● Written task
Set the listing down unchanged, minus every embedded image.
───── Data entries
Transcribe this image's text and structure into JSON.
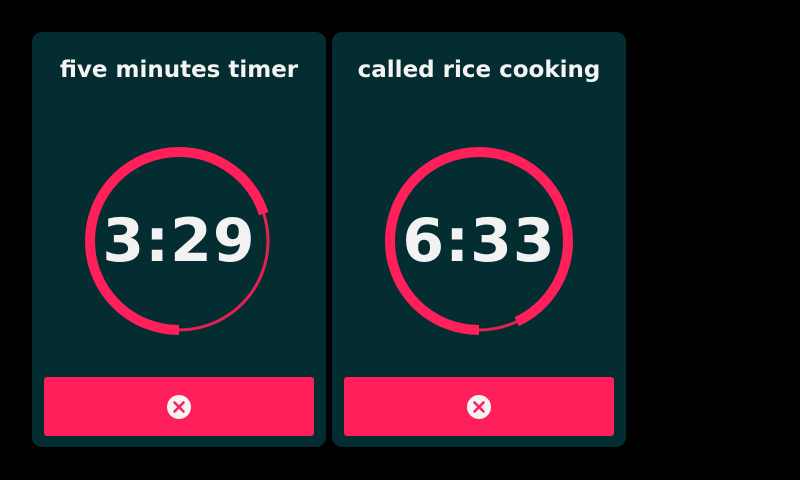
{
  "timers": [
    {
      "title": "five minutes timer",
      "remaining": "3:29",
      "progress_remaining": 0.7,
      "cancel_icon": "close-circle-icon"
    },
    {
      "title": "called rice cooking",
      "remaining": "6:33",
      "progress_remaining": 0.93,
      "cancel_icon": "close-circle-icon"
    }
  ],
  "colors": {
    "background": "#000000",
    "card": "#042d31",
    "accent": "#ff1f5a",
    "ring_track": "#e6214f",
    "text": "#f2f2f2"
  }
}
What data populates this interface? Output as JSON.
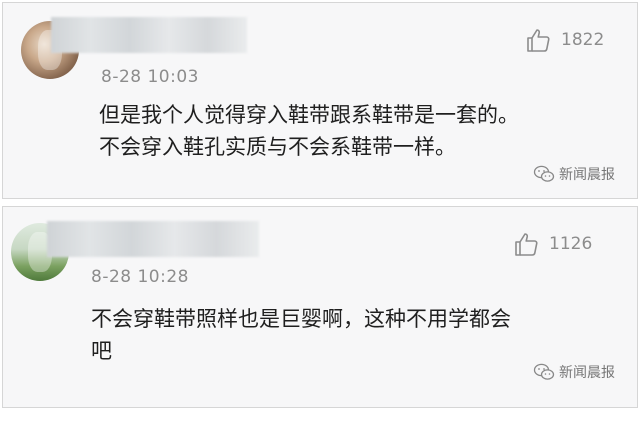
{
  "comments": [
    {
      "time": "8-28 10:03",
      "likes": "1822",
      "text_line1": "但是我个人觉得穿入鞋带跟系鞋带是一套的。",
      "text_line2": "不会穿入鞋孔实质与不会系鞋带一样。",
      "watermark": "新闻晨报"
    },
    {
      "time": "8-28 10:28",
      "likes": "1126",
      "text_line1": "不会穿鞋带照样也是巨婴啊，这种不用学都会",
      "text_line2": "吧",
      "watermark": "新闻晨报"
    }
  ],
  "icons": {
    "like": "thumbs-up-icon",
    "watermark": "wechat-icon",
    "avatar_blurred": "avatar"
  }
}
──────────
● Correct output
Transcribe this image's text and structure into JSON.
{
  "timers": [
    {
      "title": "five minutes timer",
      "remaining": "3:29",
      "progress_remaining": 0.7,
      "cancel_icon": "close-circle-icon"
    },
    {
      "title": "called rice cooking",
      "remaining": "6:33",
      "progress_remaining": 0.93,
      "cancel_icon": "close-circle-icon"
    }
  ],
  "colors": {
    "background": "#000000",
    "card": "#042d31",
    "accent": "#ff1f5a",
    "ring_track": "#e6214f",
    "text": "#f2f2f2"
  }
}
What data populates this interface? Output as JSON.
{
  "comments": [
    {
      "time": "8-28 10:03",
      "likes": "1822",
      "text_line1": "但是我个人觉得穿入鞋带跟系鞋带是一套的。",
      "text_line2": "不会穿入鞋孔实质与不会系鞋带一样。",
      "watermark": "新闻晨报"
    },
    {
      "time": "8-28 10:28",
      "likes": "1126",
      "text_line1": "不会穿鞋带照样也是巨婴啊，这种不用学都会",
      "text_line2": "吧",
      "watermark": "新闻晨报"
    }
  ],
  "icons": {
    "like": "thumbs-up-icon",
    "watermark": "wechat-icon",
    "avatar_blurred": "avatar"
  }
}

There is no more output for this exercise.